• [What you should do]:
Look through the records below, and copy out every line that holds the string "color".

• [Supplied information]:
## begin

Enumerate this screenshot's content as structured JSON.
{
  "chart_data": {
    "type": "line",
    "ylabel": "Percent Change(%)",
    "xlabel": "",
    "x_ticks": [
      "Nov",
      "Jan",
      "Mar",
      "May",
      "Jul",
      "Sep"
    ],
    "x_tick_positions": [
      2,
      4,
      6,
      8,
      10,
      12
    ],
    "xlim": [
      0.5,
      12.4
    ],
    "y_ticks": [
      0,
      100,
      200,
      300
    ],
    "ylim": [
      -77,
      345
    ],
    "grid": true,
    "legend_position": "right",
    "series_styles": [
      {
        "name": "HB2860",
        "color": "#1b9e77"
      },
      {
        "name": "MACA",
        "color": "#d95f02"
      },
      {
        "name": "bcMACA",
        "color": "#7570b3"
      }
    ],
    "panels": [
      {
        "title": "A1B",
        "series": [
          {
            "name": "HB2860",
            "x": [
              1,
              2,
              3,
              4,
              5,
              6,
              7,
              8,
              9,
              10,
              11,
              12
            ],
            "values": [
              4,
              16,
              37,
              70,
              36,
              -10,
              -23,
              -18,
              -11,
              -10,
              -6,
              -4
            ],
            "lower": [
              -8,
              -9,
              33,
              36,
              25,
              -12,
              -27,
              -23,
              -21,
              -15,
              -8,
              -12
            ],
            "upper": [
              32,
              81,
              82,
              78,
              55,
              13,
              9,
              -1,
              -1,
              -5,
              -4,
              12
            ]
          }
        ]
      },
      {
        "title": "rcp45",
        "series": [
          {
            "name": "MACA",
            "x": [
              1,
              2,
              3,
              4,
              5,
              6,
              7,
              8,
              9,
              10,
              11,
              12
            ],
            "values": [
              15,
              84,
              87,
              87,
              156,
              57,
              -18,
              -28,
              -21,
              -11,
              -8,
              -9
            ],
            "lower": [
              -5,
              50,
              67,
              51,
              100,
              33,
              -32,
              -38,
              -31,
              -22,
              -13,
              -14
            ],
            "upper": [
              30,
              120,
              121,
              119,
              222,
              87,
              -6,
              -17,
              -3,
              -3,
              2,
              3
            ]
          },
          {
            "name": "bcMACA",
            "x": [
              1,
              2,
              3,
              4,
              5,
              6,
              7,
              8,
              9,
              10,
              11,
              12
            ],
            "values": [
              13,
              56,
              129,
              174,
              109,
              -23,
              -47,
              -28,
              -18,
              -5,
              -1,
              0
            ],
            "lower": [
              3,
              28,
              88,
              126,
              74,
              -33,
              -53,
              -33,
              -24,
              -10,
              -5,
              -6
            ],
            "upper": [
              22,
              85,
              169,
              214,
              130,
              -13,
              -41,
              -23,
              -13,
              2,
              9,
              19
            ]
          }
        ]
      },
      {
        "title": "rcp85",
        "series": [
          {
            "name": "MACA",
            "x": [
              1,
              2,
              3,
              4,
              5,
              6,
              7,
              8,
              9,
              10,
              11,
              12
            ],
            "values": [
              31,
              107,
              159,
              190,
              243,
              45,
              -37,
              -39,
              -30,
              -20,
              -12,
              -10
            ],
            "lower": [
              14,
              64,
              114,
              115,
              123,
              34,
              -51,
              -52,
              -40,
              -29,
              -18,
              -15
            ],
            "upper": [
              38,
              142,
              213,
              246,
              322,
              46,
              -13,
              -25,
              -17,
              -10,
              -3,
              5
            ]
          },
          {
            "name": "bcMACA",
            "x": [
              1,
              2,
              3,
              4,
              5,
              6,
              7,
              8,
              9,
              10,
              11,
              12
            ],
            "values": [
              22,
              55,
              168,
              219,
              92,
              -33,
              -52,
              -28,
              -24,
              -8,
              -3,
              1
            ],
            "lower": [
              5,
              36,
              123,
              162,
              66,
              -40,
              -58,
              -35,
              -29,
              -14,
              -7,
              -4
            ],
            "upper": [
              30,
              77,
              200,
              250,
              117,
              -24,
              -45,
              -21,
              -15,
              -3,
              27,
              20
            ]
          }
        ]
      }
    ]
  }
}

## end

• [Task response]:
        "color": "#1b9e77"
        "color": "#d95f02"
        "color": "#7570b3"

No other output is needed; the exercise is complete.